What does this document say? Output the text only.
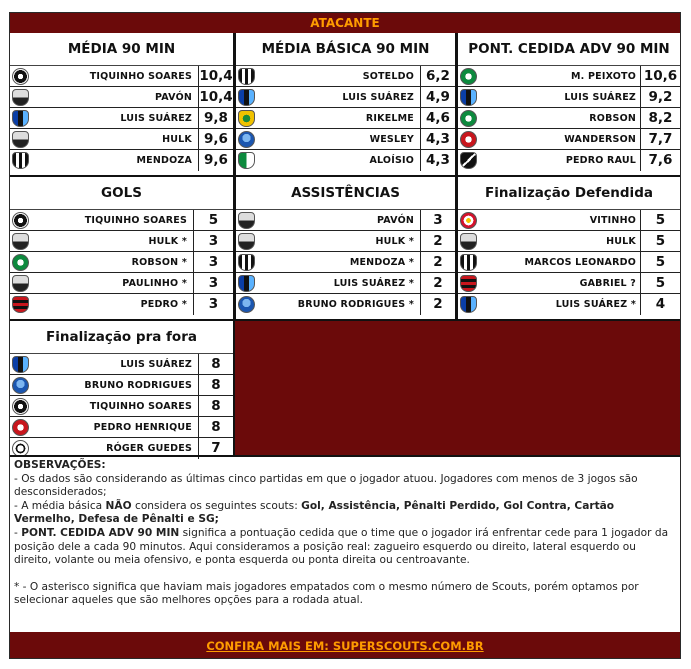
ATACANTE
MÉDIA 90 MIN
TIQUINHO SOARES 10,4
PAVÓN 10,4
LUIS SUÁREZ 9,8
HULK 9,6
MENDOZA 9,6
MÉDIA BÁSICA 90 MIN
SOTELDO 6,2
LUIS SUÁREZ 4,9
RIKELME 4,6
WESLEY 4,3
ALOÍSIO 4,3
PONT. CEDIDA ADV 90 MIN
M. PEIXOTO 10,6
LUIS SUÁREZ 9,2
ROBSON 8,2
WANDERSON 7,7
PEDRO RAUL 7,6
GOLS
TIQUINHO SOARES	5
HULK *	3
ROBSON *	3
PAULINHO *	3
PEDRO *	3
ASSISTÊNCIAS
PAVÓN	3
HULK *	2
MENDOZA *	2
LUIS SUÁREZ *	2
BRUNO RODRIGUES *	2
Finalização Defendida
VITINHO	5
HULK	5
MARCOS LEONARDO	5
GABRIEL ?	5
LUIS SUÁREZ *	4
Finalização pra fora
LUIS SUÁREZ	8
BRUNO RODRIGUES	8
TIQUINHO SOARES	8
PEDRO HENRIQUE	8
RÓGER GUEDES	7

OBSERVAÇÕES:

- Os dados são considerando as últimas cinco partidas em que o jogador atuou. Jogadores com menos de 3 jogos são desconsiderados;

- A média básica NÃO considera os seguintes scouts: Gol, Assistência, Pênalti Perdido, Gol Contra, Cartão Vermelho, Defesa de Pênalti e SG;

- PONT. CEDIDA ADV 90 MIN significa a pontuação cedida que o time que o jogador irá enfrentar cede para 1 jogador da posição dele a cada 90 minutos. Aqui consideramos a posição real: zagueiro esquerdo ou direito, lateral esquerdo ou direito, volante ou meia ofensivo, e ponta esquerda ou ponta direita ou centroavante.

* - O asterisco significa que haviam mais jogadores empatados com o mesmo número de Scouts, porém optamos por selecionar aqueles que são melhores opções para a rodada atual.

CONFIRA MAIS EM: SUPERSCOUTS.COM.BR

#####

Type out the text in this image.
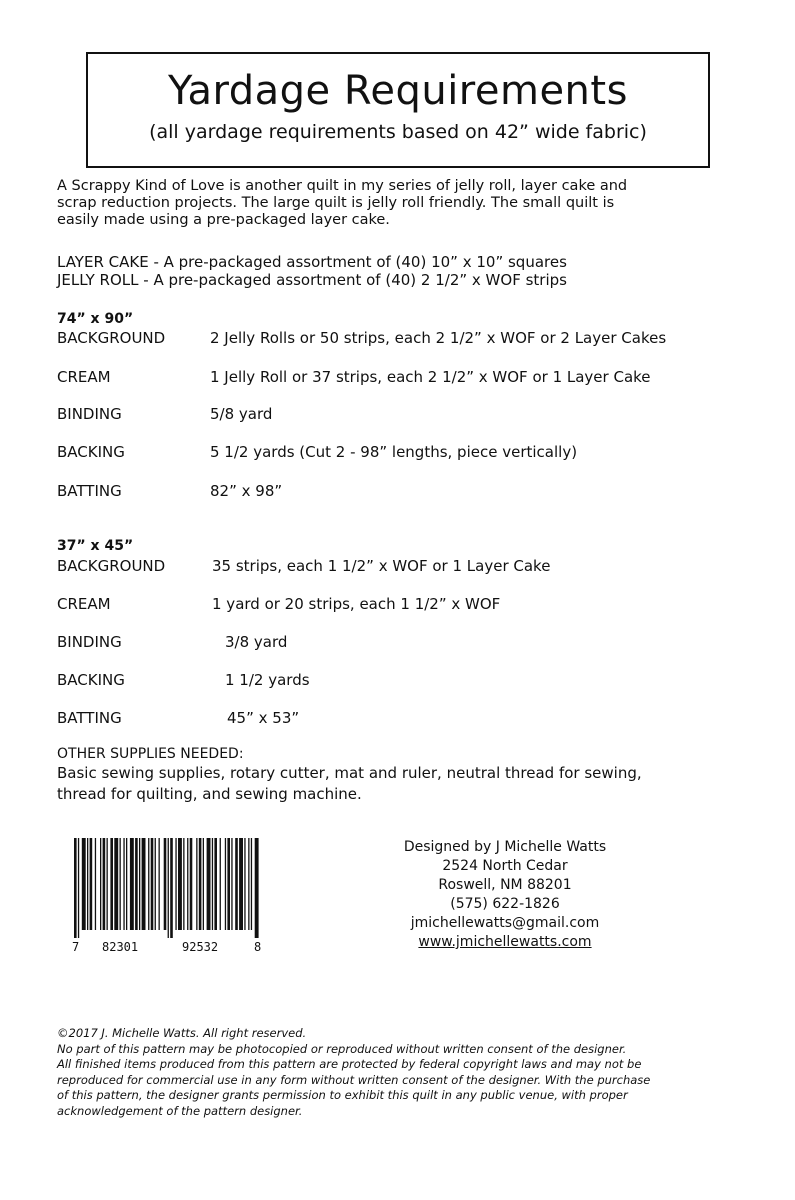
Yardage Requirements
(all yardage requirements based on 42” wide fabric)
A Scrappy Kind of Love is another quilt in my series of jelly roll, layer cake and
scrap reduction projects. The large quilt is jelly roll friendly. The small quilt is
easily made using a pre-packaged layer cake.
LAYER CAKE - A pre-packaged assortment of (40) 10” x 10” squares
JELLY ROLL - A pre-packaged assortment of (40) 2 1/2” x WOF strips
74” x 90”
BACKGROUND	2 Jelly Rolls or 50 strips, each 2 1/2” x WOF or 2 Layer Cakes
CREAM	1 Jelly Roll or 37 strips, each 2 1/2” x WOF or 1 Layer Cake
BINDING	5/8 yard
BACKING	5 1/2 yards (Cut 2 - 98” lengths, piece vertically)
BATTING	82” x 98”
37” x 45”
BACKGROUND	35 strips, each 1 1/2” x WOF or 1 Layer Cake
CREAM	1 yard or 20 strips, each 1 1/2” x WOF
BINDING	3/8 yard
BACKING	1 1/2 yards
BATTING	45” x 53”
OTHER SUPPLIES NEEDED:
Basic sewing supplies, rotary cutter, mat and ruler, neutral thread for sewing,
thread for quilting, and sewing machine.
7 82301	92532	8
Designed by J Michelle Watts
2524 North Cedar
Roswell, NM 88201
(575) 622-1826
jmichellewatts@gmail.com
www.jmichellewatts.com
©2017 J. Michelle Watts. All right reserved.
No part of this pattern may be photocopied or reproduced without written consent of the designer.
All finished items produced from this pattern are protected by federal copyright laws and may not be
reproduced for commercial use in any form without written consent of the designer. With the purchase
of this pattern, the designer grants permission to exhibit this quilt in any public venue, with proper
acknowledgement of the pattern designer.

#####

## SET PROBLEM
Count the lines in the material above where the string "CREAM" appears, then state only that count.

## CORRECT RESPONSE
2